## [FRAGMENT TEKSTU]
============================================================
Geopolityka
Ilu Rosjan zginęło w Syrii? "Pięć razy więcej niż oficjalnie"
Według śledztwa przeprowadzonego przez BBC w czasie rosyjskiej operacji w Syrii w latach 2015-2024 zginęło co najmniej 543 rosyjskich żołnierzy i najemników. To pięć razy więcej niż mówią oficjalne statystyki.
BBC udało się ustalić personalia 543 rosyjskich żołnierzy i najemników firm wojskowych (głównie Grupy Wagnera), którzy zginęli w Syrii w trakcie rosyjskiej operacji wojskowej w tym kraju w latach 2015-2024. Wśród nazwisk tych znaleziono kilkudziesięciu żołnierzy sił specjalnych, oficerów FSB i GRU a także pilotów wojskowych. Dane pochodzą z otwartych źródeł, nekrologów, wpisów pamiątkowych, cmentarzy oraz mediów społecznościowych. Spośród 543 nazwisk, 346 mają stanowić najemnicy Grupy Wagnera. BBC podkreśla, że dane te mogą być niepełne.
============================================================
## [WYODRĘBNIONY MATERIAŁ]
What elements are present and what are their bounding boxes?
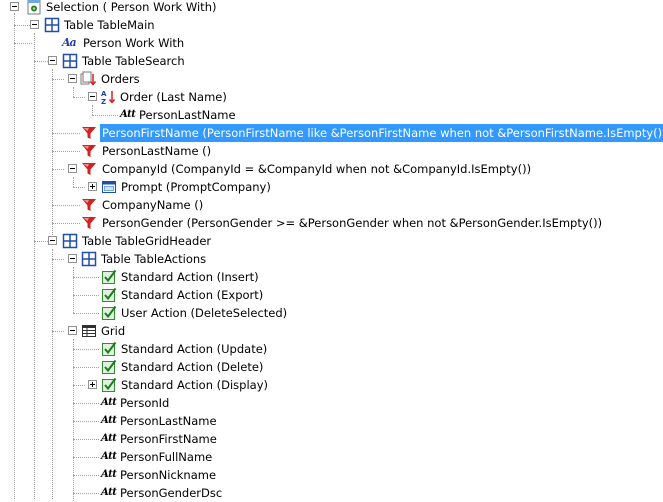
tree-node-label: Table TableMain: [64, 18, 155, 32]
attribute-icon: Att: [101, 469, 117, 480]
prompt-icon: [101, 179, 117, 195]
tree-node-prompt-company[interactable]: Prompt (PromptCompany): [0, 178, 663, 196]
expand-toggle[interactable]: [88, 380, 97, 389]
expand-toggle[interactable]: [88, 182, 97, 191]
tree-node-action-display[interactable]: Standard Action (Display): [0, 376, 663, 394]
tree-node-action-update[interactable]: Standard Action (Update): [0, 340, 663, 358]
filter-icon: [81, 197, 97, 213]
tree-node-label: PersonLastName: [120, 414, 217, 428]
action-icon: [101, 305, 117, 321]
action-icon: [101, 377, 117, 393]
tree-node-label: Standard Action (Display): [121, 378, 269, 392]
filter-icon: [81, 143, 97, 159]
tree-node-action-insert[interactable]: Standard Action (Insert): [0, 268, 663, 286]
tree-node-attribute-person-gender-dsc[interactable]: Att PersonGenderDsc: [0, 484, 663, 502]
tree-node-table-main[interactable]: Table TableMain: [0, 16, 663, 34]
svg-text:Z: Z: [101, 98, 106, 105]
tree-node-label: Orders: [101, 72, 140, 86]
tree-node-label: CompanyName (): [102, 198, 204, 212]
tree-node-label: PersonFirstName (PersonFirstName like &P…: [100, 124, 663, 142]
tree-node-filter-person-first-name[interactable]: PersonFirstName (PersonFirstName like &P…: [0, 124, 663, 142]
tree-node-label: PersonGenderDsc: [120, 486, 223, 500]
tree-node-label: Selection ( Person Work With): [46, 0, 217, 14]
tree-node-table-search[interactable]: Table TableSearch: [0, 52, 663, 70]
tree-node-label: PersonLastName (): [102, 144, 212, 158]
tree-node-action-delete[interactable]: Standard Action (Delete): [0, 358, 663, 376]
table-icon: [62, 53, 78, 69]
collapse-toggle[interactable]: [68, 74, 77, 83]
action-icon: [101, 269, 117, 285]
tree-node-label: Standard Action (Insert): [121, 270, 259, 284]
collapse-toggle[interactable]: [30, 20, 39, 29]
tree-node-label: Grid: [101, 324, 126, 338]
collapse-toggle[interactable]: [68, 164, 77, 173]
action-icon: [101, 359, 117, 375]
grid-icon: [81, 323, 97, 339]
tree-node-label: PersonFirstName: [120, 432, 217, 446]
tree-node-label: Person Work With: [83, 36, 185, 50]
tree-node-filter-person-last-name[interactable]: PersonLastName (): [0, 142, 663, 160]
table-icon: [62, 233, 78, 249]
table-icon: [44, 17, 60, 33]
attribute-icon: Att: [101, 451, 117, 462]
tree-node-label: PersonLastName: [139, 108, 236, 122]
action-icon: [101, 287, 117, 303]
tree-view[interactable]: Selection ( Person Work With) Table Tabl…: [0, 0, 663, 501]
tree-node-label: PersonGender (PersonGender >= &PersonGen…: [102, 216, 603, 230]
orders-icon: [80, 71, 97, 87]
tree-node-label: Table TableSearch: [82, 54, 185, 68]
collapse-toggle[interactable]: [68, 254, 77, 263]
filter-icon: [81, 125, 97, 141]
attribute-icon: Att: [101, 397, 117, 408]
tree-node-label: User Action (DeleteSelected): [121, 306, 288, 320]
tree-node-filter-company-id[interactable]: CompanyId (CompanyId = &CompanyId when n…: [0, 160, 663, 178]
tree-node-attribute-person-nickname[interactable]: Att PersonNickname: [0, 466, 663, 484]
attribute-icon: Att: [120, 109, 136, 120]
tree-node-label: PersonId: [120, 396, 170, 410]
tree-node-label: Order (Last Name): [120, 90, 227, 104]
text-block-icon: Aa: [62, 36, 77, 49]
tree-node-filter-person-gender[interactable]: PersonGender (PersonGender >= &PersonGen…: [0, 214, 663, 232]
tree-node-label: Standard Action (Export): [121, 288, 264, 302]
svg-text:A: A: [101, 90, 107, 98]
sort-az-icon: AZ: [101, 89, 117, 106]
attribute-icon: Att: [101, 487, 117, 498]
tree-node-label: Table TableGridHeader: [82, 234, 212, 248]
tree-node-action-delete-selected[interactable]: User Action (DeleteSelected): [0, 304, 663, 322]
tree-node-action-export[interactable]: Standard Action (Export): [0, 286, 663, 304]
tree-node-attribute-person-last-name[interactable]: Att PersonLastName: [0, 412, 663, 430]
tree-node-label: PersonFullName: [120, 450, 213, 464]
tree-node-orders[interactable]: Orders: [0, 70, 663, 88]
tree-node-label: Prompt (PromptCompany): [121, 180, 271, 194]
tree-node-label: Standard Action (Delete): [121, 360, 264, 374]
collapse-toggle[interactable]: [88, 92, 97, 101]
tree-node-selection[interactable]: Selection ( Person Work With): [0, 0, 663, 16]
tree-node-filter-company-name[interactable]: CompanyName (): [0, 196, 663, 214]
tree-node-label: CompanyId (CompanyId = &CompanyId when n…: [102, 162, 532, 176]
collapse-toggle[interactable]: [48, 56, 57, 65]
tree-node-order-last-name[interactable]: AZ Order (Last Name): [0, 88, 663, 106]
tree-node-label: Standard Action (Update): [121, 342, 268, 356]
tree-node-attribute-person-id[interactable]: Att PersonId: [0, 394, 663, 412]
filter-icon: [81, 161, 97, 177]
tree-node-grid[interactable]: Grid: [0, 322, 663, 340]
tree-node-order-attribute[interactable]: Att PersonLastName: [0, 106, 663, 124]
attribute-icon: Att: [101, 415, 117, 426]
collapse-toggle[interactable]: [48, 236, 57, 245]
action-icon: [101, 341, 117, 357]
filter-icon: [81, 215, 97, 231]
tree-node-person-work-with[interactable]: Aa Person Work With: [0, 34, 663, 52]
collapse-toggle[interactable]: [68, 326, 77, 335]
tree-node-attribute-person-first-name[interactable]: Att PersonFirstName: [0, 430, 663, 448]
collapse-toggle[interactable]: [10, 2, 19, 11]
table-icon: [81, 251, 97, 267]
selection-panel-icon: [26, 0, 42, 15]
tree-node-label: PersonNickname: [120, 468, 217, 482]
tree-node-attribute-person-full-name[interactable]: Att PersonFullName: [0, 448, 663, 466]
tree-node-table-actions[interactable]: Table TableActions: [0, 250, 663, 268]
attribute-icon: Att: [101, 433, 117, 444]
tree-node-table-grid-header[interactable]: Table TableGridHeader: [0, 232, 663, 250]
tree-node-label: Table TableActions: [101, 252, 207, 266]
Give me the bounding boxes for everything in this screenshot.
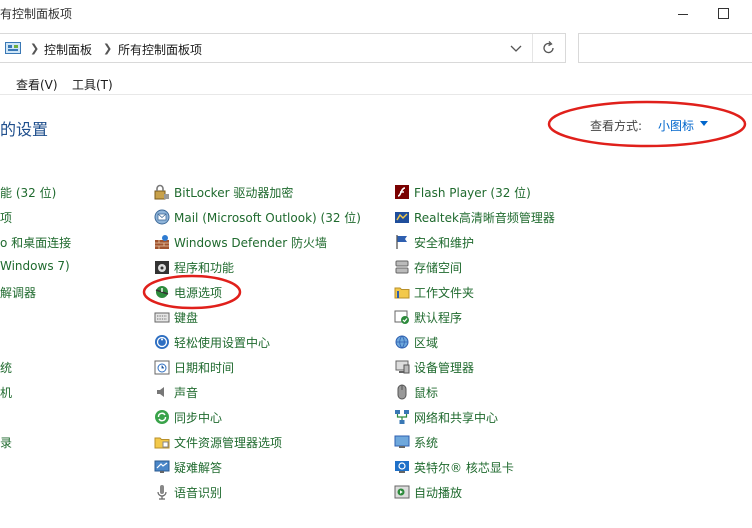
============================================================
## [POLECENIA]
A: Przepisz wiernie część fragmentu: zacznij od słów „BBC udało się”, a zakończ na słowach „mogą być niepełne.”.
B: Zaktualizuj w zapisach wiersze od tego, który zawiera „tree-node-label: Table TableMain: [64, 18, 155, 32]”, do tego, który zawiera „action-icon: [101, 269, 117, 285]”, oba włącznie: zamień „expand-toggle” na „expand-button”, a resztę pozostaw bez zmian. Podaj wyłącznie te wiersze.
Fragment i zapisy pochodzą z różnych źródeł.

## [ODPOWIEDZI DO POLECEŃ]
A:
BBC udało się ustalić personalia 543 rosyjskich żołnierzy i najemników firm wojskowych (głównie Grupy Wagnera), którzy zginęli w Syrii w trakcie rosyjskiej operacji wojskowej w tym kraju w latach 2015-2024. Wśród nazwisk tych znaleziono kilkudziesięciu żołnierzy sił specjalnych, oficerów FSB i GRU a także pilotów wojskowych. Dane pochodzą z otwartych źródeł, nekrologów, wpisów pamiątkowych, cmentarzy oraz mediów społecznościowych. Spośród 543 nazwisk, 346 mają stanowić najemnicy Grupy Wagnera. BBC podkreśla, że dane te mogą być niepełne.

B:
tree-node-label: Table TableMain: [64, 18, 155, 32]
attribute-icon: Att: [101, 469, 117, 480]
prompt-icon: [101, 179, 117, 195]
tree-node-prompt-company[interactable]: Prompt (PromptCompany): [0, 178, 663, 196]
expand-button[interactable]: [88, 380, 97, 389]
expand-button[interactable]: [88, 182, 97, 191]
tree-node-action-display[interactable]: Standard Action (Display): [0, 376, 663, 394]
tree-node-action-update[interactable]: Standard Action (Update): [0, 340, 663, 358]
filter-icon: [81, 197, 97, 213]
tree-node-label: PersonLastName: [120, 414, 217, 428]
action-icon: [101, 305, 117, 321]
action-icon: [101, 377, 117, 393]
tree-node-label: Standard Action (Display): [121, 378, 269, 392]
filter-icon: [81, 143, 97, 159]
tree-node-action-insert[interactable]: Standard Action (Insert): [0, 268, 663, 286]
tree-node-attribute-person-gender-dsc[interactable]: Att PersonGenderDsc: [0, 484, 663, 502]
tree-node-table-main[interactable]: Table TableMain: [0, 16, 663, 34]
svg-text:Z: Z: [101, 98, 106, 105]
tree-node-label: Orders: [101, 72, 140, 86]
tree-node-label: CompanyName (): [102, 198, 204, 212]
tree-node-label: PersonFirstName (PersonFirstName like &P…: [100, 124, 663, 142]
tree-node-filter-person-first-name[interactable]: PersonFirstName (PersonFirstName like &P…: [0, 124, 663, 142]
tree-node-label: PersonGenderDsc: [120, 486, 223, 500]
tree-node-label: Selection ( Person Work With): [46, 0, 217, 14]
tree-node-table-search[interactable]: Table TableSearch: [0, 52, 663, 70]
tree-node-label: PersonLastName (): [102, 144, 212, 158]
tree-node-action-delete[interactable]: Standard Action (Delete): [0, 358, 663, 376]
table-icon: [62, 53, 78, 69]
collapse-toggle[interactable]: [68, 74, 77, 83]
action-icon: [101, 269, 117, 285]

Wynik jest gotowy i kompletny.